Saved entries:
⁂

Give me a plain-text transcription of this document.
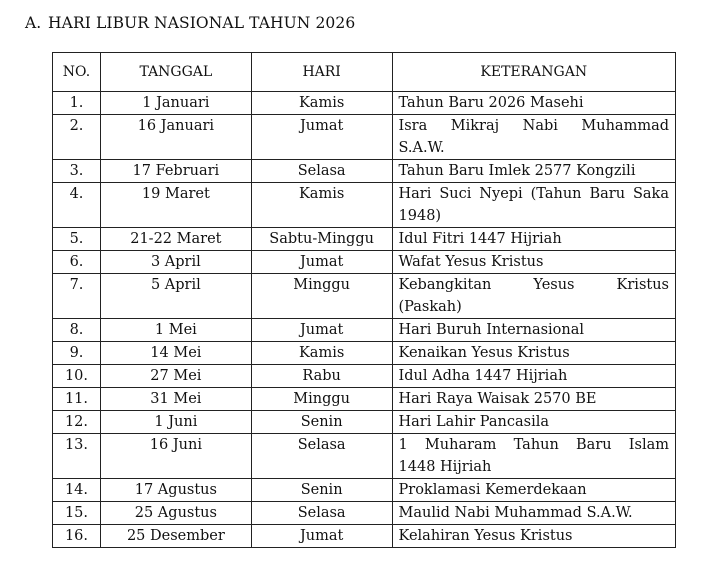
A. HARI LIBUR NASIONAL TAHUN 2026
NO.	TANGGAL	HARI	KETERANGAN
1.	1 Januari	Kamis	Tahun Baru 2026 Masehi
2.	16 Januari	Jumat	Isra Mikraj Nabi Muhammad
S.A.W.
3.	17 Februari	Selasa	Tahun Baru Imlek 2577 Kongzili
4.	19 Maret	Kamis	Hari Suci Nyepi (Tahun Baru Saka
1948)
5.	21-22 Maret	Sabtu-Minggu	Idul Fitri 1447 Hijriah
6.	3 April	Jumat	Wafat Yesus Kristus
7.	5 April	Minggu	Kebangkitan Yesus Kristus
(Paskah)
8.	1 Mei	Jumat	Hari Buruh Internasional
9.	14 Mei	Kamis	Kenaikan Yesus Kristus
10.	27 Mei	Rabu	Idul Adha 1447 Hijriah
11.	31 Mei	Minggu	Hari Raya Waisak 2570 BE
12.	1 Juni	Senin	Hari Lahir Pancasila
13.	16 Juni	Selasa	1 Muharam Tahun Baru Islam
1448 Hijriah
14.	17 Agustus	Senin	Proklamasi Kemerdekaan
15.	25 Agustus	Selasa	Maulid Nabi Muhammad S.A.W.
16.	25 Desember	Jumat	Kelahiran Yesus Kristus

⁂

Aim
The pictures in the entries should be left out; output everything else exactly.

Result of this exercise
Give me a plain-text transcription of this document.
A. HARI LIBUR NASIONAL TAHUN 2026
NO.	TANGGAL	HARI	KETERANGAN
1.	1 Januari	Kamis	Tahun Baru 2026 Masehi
2.	16 Januari	Jumat	Isra Mikraj Nabi Muhammad
S.A.W.
3.	17 Februari	Selasa	Tahun Baru Imlek 2577 Kongzili
4.	19 Maret	Kamis	Hari Suci Nyepi (Tahun Baru Saka
1948)
5.	21-22 Maret	Sabtu-Minggu	Idul Fitri 1447 Hijriah
6.	3 April	Jumat	Wafat Yesus Kristus
7.	5 April	Minggu	Kebangkitan Yesus Kristus
(Paskah)
8.	1 Mei	Jumat	Hari Buruh Internasional
9.	14 Mei	Kamis	Kenaikan Yesus Kristus
10.	27 Mei	Rabu	Idul Adha 1447 Hijriah
11.	31 Mei	Minggu	Hari Raya Waisak 2570 BE
12.	1 Juni	Senin	Hari Lahir Pancasila
13.	16 Juni	Selasa	1 Muharam Tahun Baru Islam
1448 Hijriah
14.	17 Agustus	Senin	Proklamasi Kemerdekaan
15.	25 Agustus	Selasa	Maulid Nabi Muhammad S.A.W.
16.	25 Desember	Jumat	Kelahiran Yesus Kristus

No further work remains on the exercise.